**YOUR TASK**
Copy every line of the records below without changing anything, but leave out the pictures.

BEGIN DATA FOR THE TASK

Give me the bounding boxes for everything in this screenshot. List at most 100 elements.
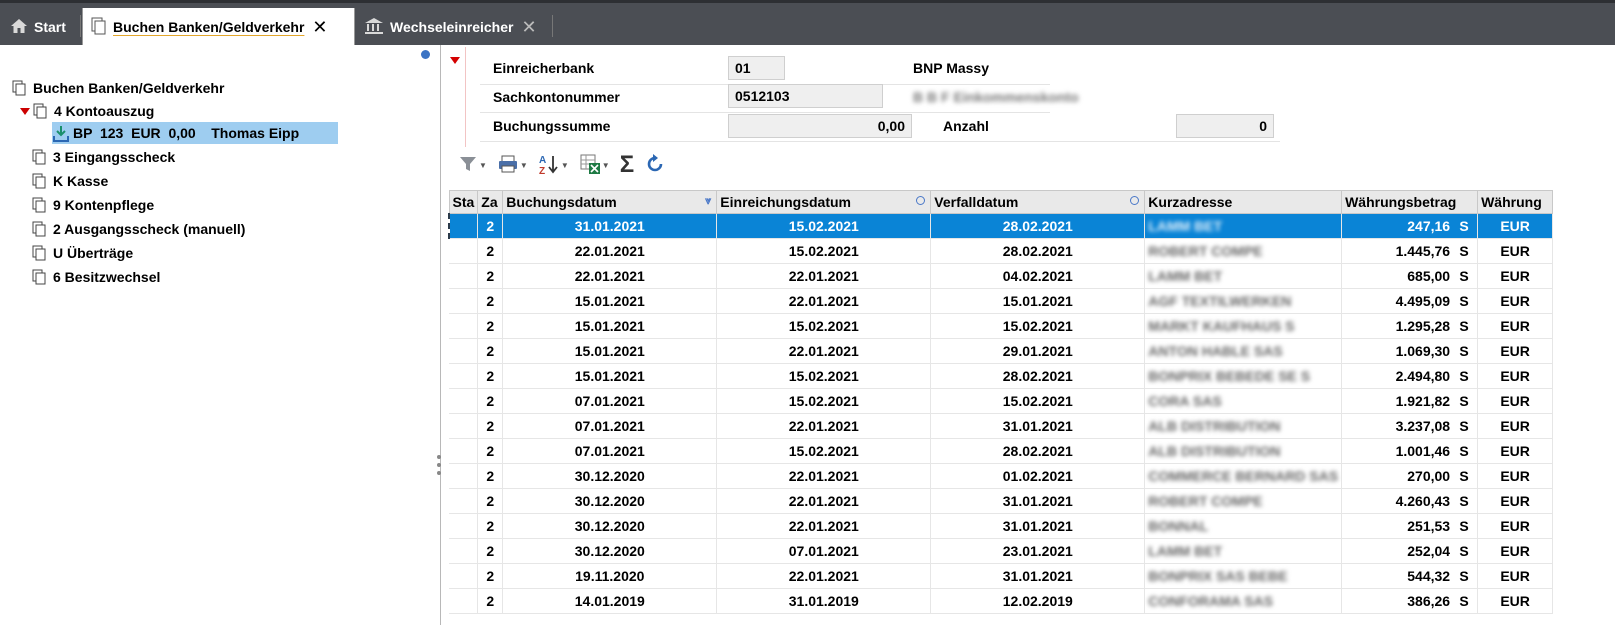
print-button[interactable]: ▼ [497, 154, 528, 177]
amount-value: 1.069,30 [1395, 343, 1451, 359]
tree-item-uebertraege[interactable]: U Überträge [32, 242, 133, 264]
sachkonto-label: Sachkontonummer [493, 89, 620, 105]
cell-einreichungsdatum: 07.01.2021 [716, 538, 932, 564]
sort-desc-icon: ⩔ [705, 195, 712, 207]
table-row[interactable]: 2 30.12.2020 22.01.2021 31.01.2021 ROBERT CO… [449, 488, 1554, 514]
export-excel-button[interactable]: ▼ [579, 153, 610, 178]
tab-wechseleinreicher[interactable]: Wechseleinreicher ✕ [360, 8, 550, 46]
tab-buchen-banken[interactable]: Buchen Banken/Geldverkehr ✕ [82, 8, 355, 46]
sachkonto-name: B B F Einkommenskonto [913, 89, 1079, 105]
table-row[interactable]: 2 15.01.2021 22.01.2021 29.01.2021 ANTON HAB… [449, 338, 1554, 364]
collapse-marker-icon[interactable] [450, 57, 460, 64]
tab-start[interactable]: Start [0, 8, 78, 46]
cell-verfalldatum: 29.01.2021 [930, 338, 1146, 364]
cell-kurzadresse: LAMM BET [1144, 538, 1343, 564]
cell-waehrungsbetrag: 1.295,28 S [1341, 313, 1479, 339]
tree-item-kontoauszug-entry[interactable]: BP 123 EUR 0,00 Thomas Eipp [52, 122, 338, 144]
refresh-icon [644, 153, 666, 178]
cell-status [449, 388, 479, 414]
cell-za: 2 [477, 263, 504, 289]
tree-item-label: U Überträge [53, 245, 134, 261]
table-row[interactable]: 2 15.01.2021 15.02.2021 28.02.2021 BONPRIX B… [449, 363, 1554, 389]
table-row[interactable]: 2 19.11.2020 22.01.2021 31.01.2021 BONPRIX S… [449, 563, 1554, 589]
column-header-za[interactable]: Za [477, 190, 504, 214]
column-header-waehrungsbetrag[interactable]: Währungsbetrag [1341, 190, 1479, 214]
cell-buchungsdatum: 07.01.2021 [502, 438, 718, 464]
cell-kurzadresse: COMMERCE BERNARD SAS [1144, 463, 1343, 489]
table-row[interactable]: 2 15.01.2021 22.01.2021 15.01.2021 AGF TEXTI… [449, 288, 1554, 314]
kurzadresse-text: BONPRIX BEBEDE SE S [1148, 368, 1311, 384]
table-row[interactable]: 2 07.01.2021 22.01.2021 31.01.2021 ALB DISTR… [449, 413, 1554, 439]
sort-button[interactable]: A Z ▼ [538, 153, 569, 178]
amount-value: 1.001,46 [1395, 443, 1451, 459]
debit-credit-flag: S [1459, 393, 1469, 409]
expand-caret-icon[interactable] [20, 107, 30, 115]
print-icon [497, 154, 519, 177]
cell-waehrung: EUR [1477, 413, 1554, 439]
kurzadresse-text: ROBERT COMPE [1148, 493, 1263, 509]
column-header-waehrung[interactable]: Währung [1477, 190, 1554, 214]
kurzadresse-text: BONNAL [1148, 518, 1209, 534]
sort-az-icon: AZ [538, 153, 560, 178]
column-header-buchungsdatum[interactable]: Buchungsdatum ⩔ [502, 190, 718, 214]
cell-za: 2 [477, 363, 504, 389]
cell-kurzadresse: LAMM BET [1144, 213, 1343, 239]
table-row[interactable]: 2 22.01.2021 22.01.2021 04.02.2021 LAMM BET 6… [449, 263, 1554, 289]
cell-verfalldatum: 12.02.2019 [930, 588, 1146, 614]
close-icon[interactable]: ✕ [521, 17, 536, 38]
debit-credit-flag: S [1459, 593, 1469, 609]
table-row[interactable]: 2 14.01.2019 31.01.2019 12.02.2019 CONFORAMA… [449, 588, 1554, 614]
filter-button[interactable]: ▼ [458, 154, 487, 177]
column-header-verfalldatum[interactable]: Verfalldatum [930, 190, 1146, 214]
tree-root[interactable]: Buchen Banken/Geldverkehr [12, 77, 224, 99]
table-row[interactable]: 2 30.12.2020 22.01.2021 31.01.2021 BONNAL 251… [449, 513, 1554, 539]
tree-item-kontenpflege[interactable]: 9 Kontenpflege [32, 194, 154, 216]
sum-icon[interactable]: Σ [620, 151, 634, 179]
table-row[interactable]: 2 07.01.2021 15.02.2021 28.02.2021 ALB DISTR… [449, 438, 1554, 464]
document-icon [32, 173, 48, 189]
tree-item-besitzwechsel[interactable]: 6 Besitzwechsel [32, 266, 160, 288]
table-row[interactable]: 2 30.12.2020 22.01.2021 01.02.2021 COMMERCE … [449, 463, 1554, 489]
cell-status [449, 513, 479, 539]
cell-kurzadresse: CORA SAS [1144, 388, 1343, 414]
tree-item-kontoauszug[interactable]: 4 Kontoauszug [20, 100, 154, 122]
tree-root-label: Buchen Banken/Geldverkehr [33, 80, 225, 96]
einreicherbank-label: Einreicherbank [493, 60, 595, 76]
kurzadresse-text: ROBERT COMPE [1148, 243, 1263, 259]
cell-einreichungsdatum: 22.01.2021 [716, 263, 932, 289]
cell-kurzadresse: MARKT KAUFHAUS S [1144, 313, 1343, 339]
einreicherbank-field[interactable]: 01 [728, 56, 785, 80]
tree-item-ausgangsscheck[interactable]: 2 Ausgangsscheck (manuell) [32, 218, 245, 240]
table-row[interactable]: 2 31.01.2021 15.02.2021 28.02.2021 LAMM BET 2… [448, 213, 1554, 239]
tree-item-kasse[interactable]: K Kasse [32, 170, 108, 192]
debit-credit-flag: S [1459, 318, 1469, 334]
cell-status [449, 588, 479, 614]
table-row[interactable]: 2 22.01.2021 15.02.2021 28.02.2021 ROBERT CO… [449, 238, 1554, 264]
column-header-sta[interactable]: Sta [448, 190, 479, 214]
close-icon[interactable]: ✕ [312, 17, 327, 38]
amount-value: 1.295,28 [1395, 318, 1451, 334]
kurzadresse-text: CONFORAMA SAS [1148, 593, 1273, 609]
table-row[interactable]: 2 15.01.2021 15.02.2021 15.02.2021 MARKT KAU… [449, 313, 1554, 339]
cell-waehrung: EUR [1477, 538, 1554, 564]
splitter-handle[interactable] [437, 455, 441, 479]
column-header-einreichungsdatum[interactable]: Einreichungsdatum [716, 190, 932, 214]
cell-buchungsdatum: 30.12.2020 [502, 488, 718, 514]
tree-item-eingangsscheck[interactable]: 3 Eingangsscheck [32, 146, 175, 168]
cell-waehrung: EUR [1477, 313, 1554, 339]
cell-waehrung: EUR [1477, 238, 1554, 264]
document-icon [32, 149, 48, 165]
cell-za: 2 [477, 513, 504, 539]
sachkonto-field[interactable]: 0512103 [728, 84, 883, 108]
refresh-button[interactable] [644, 153, 666, 178]
column-header-kurzadresse[interactable]: Kurzadresse [1144, 190, 1343, 214]
cell-verfalldatum: 28.02.2021 [930, 363, 1146, 389]
cell-einreichungsdatum: 22.01.2021 [716, 513, 932, 539]
table-row[interactable]: 2 30.12.2020 07.01.2021 23.01.2021 LAMM BET 2… [449, 538, 1554, 564]
cell-verfalldatum: 31.01.2021 [930, 488, 1146, 514]
document-icon [32, 245, 48, 261]
table-row[interactable]: 2 07.01.2021 15.02.2021 15.02.2021 CORA SAS 1… [449, 388, 1554, 414]
kurzadresse-text: ANTON HABLE SAS [1148, 343, 1283, 359]
cell-waehrung: EUR [1477, 263, 1554, 289]
section-marker [465, 47, 466, 147]
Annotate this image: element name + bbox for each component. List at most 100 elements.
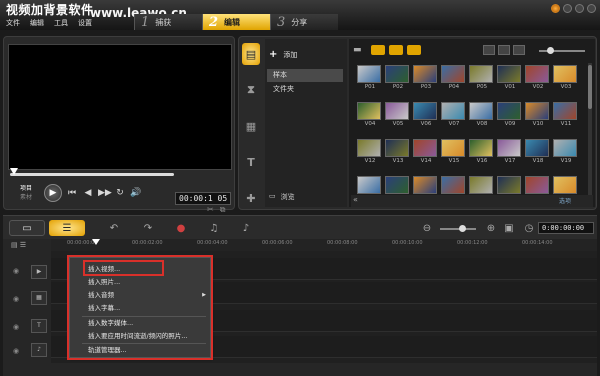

END DATA FOR THE TASK

**COMPLETE OUTPUT**
Give me the bounding boxes for everything in this screenshot. List at most 100 elements.
print-button[interactable]: ▼ [497, 154, 528, 177]
amount-value: 1.069,30 [1395, 343, 1451, 359]
tree-item-uebertraege[interactable]: U Überträge [32, 242, 133, 264]
sachkonto-label: Sachkontonummer [493, 89, 620, 105]
cell-einreichungsdatum: 07.01.2021 [716, 538, 932, 564]
sort-desc-icon: ⩔ [705, 195, 712, 207]
table-row[interactable]: 2 30.12.2020 22.01.2021 31.01.2021 ROBERT CO… [449, 488, 1554, 514]
export-excel-button[interactable]: ▼ [579, 153, 610, 178]
tab-wechseleinreicher[interactable]: Wechseleinreicher ✕ [360, 8, 550, 46]
tab-buchen-banken[interactable]: Buchen Banken/Geldverkehr ✕ [82, 8, 355, 46]
sachkonto-name: B B F Einkommenskonto [913, 89, 1079, 105]
table-row[interactable]: 2 15.01.2021 22.01.2021 29.01.2021 ANTON HAB… [449, 338, 1554, 364]
collapse-marker-icon[interactable] [450, 57, 460, 64]
tab-start[interactable]: Start [0, 8, 78, 46]
cell-verfalldatum: 29.01.2021 [930, 338, 1146, 364]
cell-kurzadresse: LAMM BET [1144, 538, 1343, 564]
cell-waehrungsbetrag: 1.295,28 S [1341, 313, 1479, 339]
tree-item-kontoauszug-entry[interactable]: BP 123 EUR 0,00 Thomas Eipp [52, 122, 338, 144]
refresh-icon [644, 153, 666, 178]
cell-status [449, 388, 479, 414]
cell-za: 2 [477, 263, 504, 289]
tree-item-label: U Überträge [53, 245, 134, 261]
table-row[interactable]: 2 15.01.2021 15.02.2021 28.02.2021 BONPRIX B… [449, 363, 1554, 389]
table-row[interactable]: 2 19.11.2020 22.01.2021 31.01.2021 BONPRIX S… [449, 563, 1554, 589]
column-header-za[interactable]: Za [477, 190, 504, 214]
column-header-waehrungsbetrag[interactable]: Währungsbetrag [1341, 190, 1479, 214]
cell-buchungsdatum: 07.01.2021 [502, 438, 718, 464]
cell-kurzadresse: COMMERCE BERNARD SAS [1144, 463, 1343, 489]
table-row[interactable]: 2 15.01.2021 22.01.2021 15.01.2021 AGF TEXTI… [449, 288, 1554, 314]
kurzadresse-text: BONPRIX BEBEDE SE S [1148, 368, 1311, 384]
table-row[interactable]: 2 07.01.2021 22.01.2021 31.01.2021 ALB DISTR… [449, 413, 1554, 439]
sort-button[interactable]: A Z ▼ [538, 153, 569, 178]
amount-value: 1.001,46 [1395, 443, 1451, 459]
debit-credit-flag: S [1459, 393, 1469, 409]
expand-caret-icon[interactable] [20, 107, 30, 115]
print-icon [497, 154, 519, 177]
cell-waehrung: EUR [1477, 413, 1554, 439]
kurzadresse-text: ROBERT COMPE [1148, 493, 1263, 509]
column-header-waehrung[interactable]: Währung [1477, 190, 1554, 214]
kurzadresse-text: BONNAL [1148, 518, 1209, 534]
sort-az-icon: AZ [538, 153, 560, 178]
column-header-buchungsdatum[interactable]: Buchungsdatum ⩔ [502, 190, 718, 214]
cell-za: 2 [477, 363, 504, 389]
cell-kurzadresse: LAMM BET [1144, 213, 1343, 239]
table-row[interactable]: 2 22.01.2021 22.01.2021 04.02.2021 LAMM BET 6… [449, 263, 1554, 289]
cell-verfalldatum: 12.02.2019 [930, 588, 1146, 614]
close-icon[interactable]: ✕ [521, 17, 536, 38]
debit-credit-flag: S [1459, 593, 1469, 609]
table-row[interactable]: 2 14.01.2019 31.01.2019 12.02.2019 CONFORAMA… [449, 588, 1554, 614]
filter-button[interactable]: ▼ [458, 154, 487, 177]
column-header-verfalldatum[interactable]: Verfalldatum [930, 190, 1146, 214]
tree-root[interactable]: Buchen Banken/Geldverkehr [12, 77, 224, 99]
table-row[interactable]: 2 30.12.2020 22.01.2021 31.01.2021 BONNAL 251… [449, 513, 1554, 539]
tree-item-kontenpflege[interactable]: 9 Kontenpflege [32, 194, 154, 216]
sum-icon[interactable]: Σ [620, 151, 634, 179]
table-row[interactable]: 2 07.01.2021 15.02.2021 28.02.2021 ALB DISTR… [449, 438, 1554, 464]
document-icon [32, 173, 48, 189]
tree-item-besitzwechsel[interactable]: 6 Besitzwechsel [32, 266, 160, 288]
table-row[interactable]: 2 30.12.2020 22.01.2021 01.02.2021 COMMERCE … [449, 463, 1554, 489]
cell-status [449, 513, 479, 539]
cell-kurzadresse: CORA SAS [1144, 388, 1343, 414]
tree-item-kontoauszug[interactable]: 4 Kontoauszug [20, 100, 154, 122]
tree-root-label: Buchen Banken/Geldverkehr [33, 80, 225, 96]
einreicherbank-label: Einreicherbank [493, 60, 595, 76]
kurzadresse-text: ROBERT COMPE [1148, 243, 1263, 259]
cell-einreichungsdatum: 22.01.2021 [716, 263, 932, 289]
cell-kurzadresse: MARKT KAUFHAUS S [1144, 313, 1343, 339]
einreicherbank-field[interactable]: 01 [728, 56, 785, 80]
tree-item-ausgangsscheck[interactable]: 2 Ausgangsscheck (manuell) [32, 218, 245, 240]
table-row[interactable]: 2 31.01.2021 15.02.2021 28.02.2021 LAMM BET 2… [448, 213, 1554, 239]
tree-item-kasse[interactable]: K Kasse [32, 170, 108, 192]
debit-credit-flag: S [1459, 318, 1469, 334]
cell-status [449, 588, 479, 614]
table-row[interactable]: 2 22.01.2021 15.02.2021 28.02.2021 ROBERT CO… [449, 238, 1554, 264]
column-header-sta[interactable]: Sta [448, 190, 479, 214]
close-icon[interactable]: ✕ [312, 17, 327, 38]
amount-value: 1.295,28 [1395, 318, 1451, 334]
kurzadresse-text: CONFORAMA SAS [1148, 593, 1273, 609]
table-row[interactable]: 2 15.01.2021 15.02.2021 15.02.2021 MARKT KAU… [449, 313, 1554, 339]
cell-waehrung: EUR [1477, 538, 1554, 564]
splitter-handle[interactable] [437, 455, 441, 479]
column-header-einreichungsdatum[interactable]: Einreichungsdatum [716, 190, 932, 214]
cell-buchungsdatum: 30.12.2020 [502, 488, 718, 514]
tree-item-eingangsscheck[interactable]: 3 Eingangsscheck [32, 146, 175, 168]
cell-waehrung: EUR [1477, 313, 1554, 339]
cell-waehrung: EUR [1477, 238, 1554, 264]
document-icon [32, 149, 48, 165]
cell-za: 2 [477, 513, 504, 539]
sachkonto-field[interactable]: 0512103 [728, 84, 883, 108]
refresh-button[interactable] [644, 153, 666, 178]
column-header-kurzadresse[interactable]: Kurzadresse [1144, 190, 1343, 214]
cell-verfalldatum: 28.02.2021 [930, 363, 1146, 389]
cell-einreichungsdatum: 22.01.2021 [716, 513, 932, 539]
table-row[interactable]: 2 30.12.2020 07.01.2021 23.01.2021 LAMM BET 2… [449, 538, 1554, 564]
cell-verfalldatum: 31.01.2021 [930, 488, 1146, 514]
document-icon [32, 245, 48, 261]
table-row[interactable]: 2 07.01.2021 15.02.2021 15.02.2021 CORA SAS 1… [449, 388, 1554, 414]
kurzadresse-text: ANTON HABLE SAS [1148, 343, 1283, 359]
cell-waehrung: EUR [1477, 263, 1554, 289]
section-marker [465, 47, 466, 147]
Annotate this image: element name + bbox for each component. List at most 100 elements.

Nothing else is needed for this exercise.